▶ **Task description**
Repeat the whole listing exactly as written.

──────── Record excerpts

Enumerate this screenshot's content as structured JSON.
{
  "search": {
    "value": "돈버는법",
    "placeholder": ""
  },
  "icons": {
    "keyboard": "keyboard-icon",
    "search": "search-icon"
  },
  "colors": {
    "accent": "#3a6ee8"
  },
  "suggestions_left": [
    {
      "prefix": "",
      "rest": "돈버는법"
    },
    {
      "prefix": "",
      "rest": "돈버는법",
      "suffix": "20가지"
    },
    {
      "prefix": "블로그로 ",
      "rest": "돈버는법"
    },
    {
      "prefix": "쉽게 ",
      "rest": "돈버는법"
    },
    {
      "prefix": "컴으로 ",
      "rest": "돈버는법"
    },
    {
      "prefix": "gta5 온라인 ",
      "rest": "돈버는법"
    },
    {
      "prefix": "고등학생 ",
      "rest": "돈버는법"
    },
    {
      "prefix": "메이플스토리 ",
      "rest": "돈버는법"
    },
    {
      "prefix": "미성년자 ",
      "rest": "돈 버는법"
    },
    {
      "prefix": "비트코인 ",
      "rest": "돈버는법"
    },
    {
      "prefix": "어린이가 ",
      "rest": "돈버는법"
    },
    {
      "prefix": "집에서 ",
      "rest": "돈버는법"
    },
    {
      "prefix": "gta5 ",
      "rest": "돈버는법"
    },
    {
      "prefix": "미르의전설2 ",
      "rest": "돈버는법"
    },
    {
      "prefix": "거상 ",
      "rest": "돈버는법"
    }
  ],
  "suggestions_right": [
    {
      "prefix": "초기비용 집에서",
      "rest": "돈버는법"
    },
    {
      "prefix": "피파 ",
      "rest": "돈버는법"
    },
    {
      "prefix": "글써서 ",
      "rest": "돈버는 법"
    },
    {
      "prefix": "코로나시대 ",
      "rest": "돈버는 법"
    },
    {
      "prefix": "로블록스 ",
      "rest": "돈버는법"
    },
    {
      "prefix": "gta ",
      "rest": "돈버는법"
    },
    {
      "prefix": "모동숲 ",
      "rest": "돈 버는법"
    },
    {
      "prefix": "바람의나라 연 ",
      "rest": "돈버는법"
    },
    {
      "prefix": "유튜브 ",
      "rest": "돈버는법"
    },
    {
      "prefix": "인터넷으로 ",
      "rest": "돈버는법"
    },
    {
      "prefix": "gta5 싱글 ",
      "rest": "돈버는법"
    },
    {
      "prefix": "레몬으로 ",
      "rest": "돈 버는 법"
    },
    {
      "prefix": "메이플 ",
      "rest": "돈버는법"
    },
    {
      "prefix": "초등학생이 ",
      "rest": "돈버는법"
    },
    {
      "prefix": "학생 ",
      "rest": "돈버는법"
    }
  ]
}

────────────────

▶ **Final answer**
Enumerate this screenshot's content as structured JSON.
{
  "search": {
    "value": "돈버는법",
    "placeholder": ""
  },
  "icons": {
    "keyboard": "keyboard-icon",
    "search": "search-icon"
  },
  "colors": {
    "accent": "#3a6ee8"
  },
  "suggestions_left": [
    {
      "prefix": "",
      "rest": "돈버는법"
    },
    {
      "prefix": "",
      "rest": "돈버는법",
      "suffix": "20가지"
    },
    {
      "prefix": "블로그로 ",
      "rest": "돈버는법"
    },
    {
      "prefix": "쉽게 ",
      "rest": "돈버는법"
    },
    {
      "prefix": "컴으로 ",
      "rest": "돈버는법"
    },
    {
      "prefix": "gta5 온라인 ",
      "rest": "돈버는법"
    },
    {
      "prefix": "고등학생 ",
      "rest": "돈버는법"
    },
    {
      "prefix": "메이플스토리 ",
      "rest": "돈버는법"
    },
    {
      "prefix": "미성년자 ",
      "rest": "돈 버는법"
    },
    {
      "prefix": "비트코인 ",
      "rest": "돈버는법"
    },
    {
      "prefix": "어린이가 ",
      "rest": "돈버는법"
    },
    {
      "prefix": "집에서 ",
      "rest": "돈버는법"
    },
    {
      "prefix": "gta5 ",
      "rest": "돈버는법"
    },
    {
      "prefix": "미르의전설2 ",
      "rest": "돈버는법"
    },
    {
      "prefix": "거상 ",
      "rest": "돈버는법"
    }
  ],
  "suggestions_right": [
    {
      "prefix": "초기비용 집에서",
      "rest": "돈버는법"
    },
    {
      "prefix": "피파 ",
      "rest": "돈버는법"
    },
    {
      "prefix": "글써서 ",
      "rest": "돈버는 법"
    },
    {
      "prefix": "코로나시대 ",
      "rest": "돈버는 법"
    },
    {
      "prefix": "로블록스 ",
      "rest": "돈버는법"
    },
    {
      "prefix": "gta ",
      "rest": "돈버는법"
    },
    {
      "prefix": "모동숲 ",
      "rest": "돈 버는법"
    },
    {
      "prefix": "바람의나라 연 ",
      "rest": "돈버는법"
    },
    {
      "prefix": "유튜브 ",
      "rest": "돈버는법"
    },
    {
      "prefix": "인터넷으로 ",
      "rest": "돈버는법"
    },
    {
      "prefix": "gta5 싱글 ",
      "rest": "돈버는법"
    },
    {
      "prefix": "레몬으로 ",
      "rest": "돈 버는 법"
    },
    {
      "prefix": "메이플 ",
      "rest": "돈버는법"
    },
    {
      "prefix": "초등학생이 ",
      "rest": "돈버는법"
    },
    {
      "prefix": "학생 ",
      "rest": "돈버는법"
    }
  ]
}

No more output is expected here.